▶ SUPPLIED RECORDS

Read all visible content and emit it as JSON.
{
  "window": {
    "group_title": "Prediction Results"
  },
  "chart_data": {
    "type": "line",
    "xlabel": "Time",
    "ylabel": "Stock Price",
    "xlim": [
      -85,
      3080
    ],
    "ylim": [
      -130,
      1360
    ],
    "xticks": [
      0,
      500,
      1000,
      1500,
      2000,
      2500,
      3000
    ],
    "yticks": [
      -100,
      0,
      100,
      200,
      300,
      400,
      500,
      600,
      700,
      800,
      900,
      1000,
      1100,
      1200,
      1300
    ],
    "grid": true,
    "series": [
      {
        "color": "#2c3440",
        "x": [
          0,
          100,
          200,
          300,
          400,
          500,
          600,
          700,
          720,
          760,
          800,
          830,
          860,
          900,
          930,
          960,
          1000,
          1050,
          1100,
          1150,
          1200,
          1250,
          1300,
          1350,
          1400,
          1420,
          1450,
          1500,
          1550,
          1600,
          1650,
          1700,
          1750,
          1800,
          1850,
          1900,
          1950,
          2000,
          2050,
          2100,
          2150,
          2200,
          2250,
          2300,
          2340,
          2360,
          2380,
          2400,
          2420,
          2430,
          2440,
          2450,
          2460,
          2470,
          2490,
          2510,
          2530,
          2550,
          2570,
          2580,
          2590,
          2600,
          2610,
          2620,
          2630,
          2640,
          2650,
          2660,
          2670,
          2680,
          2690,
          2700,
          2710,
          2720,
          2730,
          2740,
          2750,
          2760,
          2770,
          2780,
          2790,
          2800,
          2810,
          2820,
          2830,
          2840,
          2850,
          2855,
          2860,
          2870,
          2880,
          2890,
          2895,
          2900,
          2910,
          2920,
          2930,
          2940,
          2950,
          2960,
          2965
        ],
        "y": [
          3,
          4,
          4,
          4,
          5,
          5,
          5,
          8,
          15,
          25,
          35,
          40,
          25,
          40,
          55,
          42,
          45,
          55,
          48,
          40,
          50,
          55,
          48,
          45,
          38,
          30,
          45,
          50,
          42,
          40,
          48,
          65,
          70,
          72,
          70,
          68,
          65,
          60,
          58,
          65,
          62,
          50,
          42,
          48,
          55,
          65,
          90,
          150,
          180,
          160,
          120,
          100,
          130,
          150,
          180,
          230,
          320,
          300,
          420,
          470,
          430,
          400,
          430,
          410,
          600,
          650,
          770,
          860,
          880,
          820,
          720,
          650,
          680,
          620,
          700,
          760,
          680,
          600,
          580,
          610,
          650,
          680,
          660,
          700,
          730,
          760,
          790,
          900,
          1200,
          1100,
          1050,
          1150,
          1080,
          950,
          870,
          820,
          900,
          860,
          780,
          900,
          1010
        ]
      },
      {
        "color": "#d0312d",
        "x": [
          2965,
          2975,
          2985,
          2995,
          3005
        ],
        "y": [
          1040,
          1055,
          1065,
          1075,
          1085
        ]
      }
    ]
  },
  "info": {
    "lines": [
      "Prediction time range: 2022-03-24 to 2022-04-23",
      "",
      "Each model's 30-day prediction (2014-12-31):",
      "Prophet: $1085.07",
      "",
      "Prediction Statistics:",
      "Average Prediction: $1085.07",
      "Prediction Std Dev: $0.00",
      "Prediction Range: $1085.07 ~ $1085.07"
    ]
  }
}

▶ PROMPT
Please output the entries above, every line exactly as it reads.

▶ FINAL RESULT
Read all visible content and emit it as JSON.
{
  "window": {
    "group_title": "Prediction Results"
  },
  "chart_data": {
    "type": "line",
    "xlabel": "Time",
    "ylabel": "Stock Price",
    "xlim": [
      -85,
      3080
    ],
    "ylim": [
      -130,
      1360
    ],
    "xticks": [
      0,
      500,
      1000,
      1500,
      2000,
      2500,
      3000
    ],
    "yticks": [
      -100,
      0,
      100,
      200,
      300,
      400,
      500,
      600,
      700,
      800,
      900,
      1000,
      1100,
      1200,
      1300
    ],
    "grid": true,
    "series": [
      {
        "color": "#2c3440",
        "x": [
          0,
          100,
          200,
          300,
          400,
          500,
          600,
          700,
          720,
          760,
          800,
          830,
          860,
          900,
          930,
          960,
          1000,
          1050,
          1100,
          1150,
          1200,
          1250,
          1300,
          1350,
          1400,
          1420,
          1450,
          1500,
          1550,
          1600,
          1650,
          1700,
          1750,
          1800,
          1850,
          1900,
          1950,
          2000,
          2050,
          2100,
          2150,
          2200,
          2250,
          2300,
          2340,
          2360,
          2380,
          2400,
          2420,
          2430,
          2440,
          2450,
          2460,
          2470,
          2490,
          2510,
          2530,
          2550,
          2570,
          2580,
          2590,
          2600,
          2610,
          2620,
          2630,
          2640,
          2650,
          2660,
          2670,
          2680,
          2690,
          2700,
          2710,
          2720,
          2730,
          2740,
          2750,
          2760,
          2770,
          2780,
          2790,
          2800,
          2810,
          2820,
          2830,
          2840,
          2850,
          2855,
          2860,
          2870,
          2880,
          2890,
          2895,
          2900,
          2910,
          2920,
          2930,
          2940,
          2950,
          2960,
          2965
        ],
        "y": [
          3,
          4,
          4,
          4,
          5,
          5,
          5,
          8,
          15,
          25,
          35,
          40,
          25,
          40,
          55,
          42,
          45,
          55,
          48,
          40,
          50,
          55,
          48,
          45,
          38,
          30,
          45,
          50,
          42,
          40,
          48,
          65,
          70,
          72,
          70,
          68,
          65,
          60,
          58,
          65,
          62,
          50,
          42,
          48,
          55,
          65,
          90,
          150,
          180,
          160,
          120,
          100,
          130,
          150,
          180,
          230,
          320,
          300,
          420,
          470,
          430,
          400,
          430,
          410,
          600,
          650,
          770,
          860,
          880,
          820,
          720,
          650,
          680,
          620,
          700,
          760,
          680,
          600,
          580,
          610,
          650,
          680,
          660,
          700,
          730,
          760,
          790,
          900,
          1200,
          1100,
          1050,
          1150,
          1080,
          950,
          870,
          820,
          900,
          860,
          780,
          900,
          1010
        ]
      },
      {
        "color": "#d0312d",
        "x": [
          2965,
          2975,
          2985,
          2995,
          3005
        ],
        "y": [
          1040,
          1055,
          1065,
          1075,
          1085
        ]
      }
    ]
  },
  "info": {
    "lines": [
      "Prediction time range: 2022-03-24 to 2022-04-23",
      "",
      "Each model's 30-day prediction (2014-12-31):",
      "Prophet: $1085.07",
      "",
      "Prediction Statistics:",
      "Average Prediction: $1085.07",
      "Prediction Std Dev: $0.00",
      "Prediction Range: $1085.07 ~ $1085.07"
    ]
  }
}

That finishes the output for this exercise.